Exercise description = Without the pictures, set down the records below word for word.
--*--
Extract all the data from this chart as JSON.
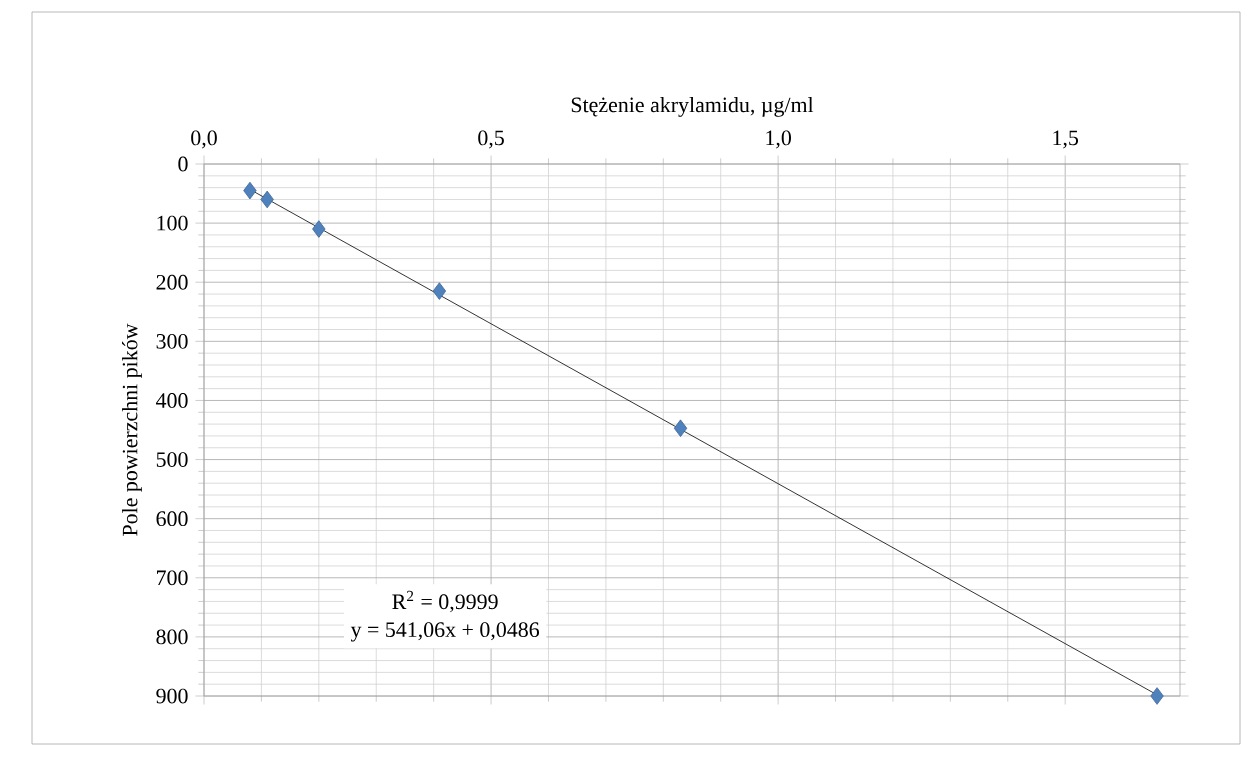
{
  "chart_data": {
    "type": "scatter",
    "xlabel": "Stężenie akrylamidu, µg/ml",
    "ylabel": "Pole powierzchni pików",
    "x": [
      0.08,
      0.11,
      0.2,
      0.41,
      0.83,
      1.66
    ],
    "series": [
      {
        "color": "#4f81bd",
        "marker": "diamond",
        "values": [
          45,
          60,
          110,
          215,
          447,
          900
        ]
      },
      {
        "type": "line",
        "color": "#000000",
        "marker": "none",
        "x": [
          0.08,
          1.66
        ],
        "values": [
          43,
          898
        ]
      }
    ],
    "xlim": [
      0,
      1.7
    ],
    "xticks": [
      {
        "value": 0,
        "label": "0,0"
      },
      {
        "value": 0.5,
        "label": "0,5"
      },
      {
        "value": 1,
        "label": "1,0"
      },
      {
        "value": 1.5,
        "label": "1,5"
      }
    ],
    "ylim": [
      900,
      0
    ],
    "yticks": [
      0,
      100,
      200,
      300,
      400,
      500,
      600,
      700,
      800,
      900
    ],
    "grid": true,
    "annotations": [
      "R$^{2}$ = 0,9999",
      "y = 541,06x + 0,0486"
    ]
  }
}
--*--
Result of the exercise =
Extract all the data from this chart as JSON.
{
  "chart_data": {
    "type": "scatter",
    "xlabel": "Stężenie akrylamidu, µg/ml",
    "ylabel": "Pole powierzchni pików",
    "x": [
      0.08,
      0.11,
      0.2,
      0.41,
      0.83,
      1.66
    ],
    "series": [
      {
        "color": "#4f81bd",
        "marker": "diamond",
        "values": [
          45,
          60,
          110,
          215,
          447,
          900
        ]
      },
      {
        "type": "line",
        "color": "#000000",
        "marker": "none",
        "x": [
          0.08,
          1.66
        ],
        "values": [
          43,
          898
        ]
      }
    ],
    "xlim": [
      0,
      1.7
    ],
    "xticks": [
      {
        "value": 0,
        "label": "0,0"
      },
      {
        "value": 0.5,
        "label": "0,5"
      },
      {
        "value": 1,
        "label": "1,0"
      },
      {
        "value": 1.5,
        "label": "1,5"
      }
    ],
    "ylim": [
      900,
      0
    ],
    "yticks": [
      0,
      100,
      200,
      300,
      400,
      500,
      600,
      700,
      800,
      900
    ],
    "grid": true,
    "annotations": [
      "R$^{2}$ = 0,9999",
      "y = 541,06x + 0,0486"
    ]
  }
}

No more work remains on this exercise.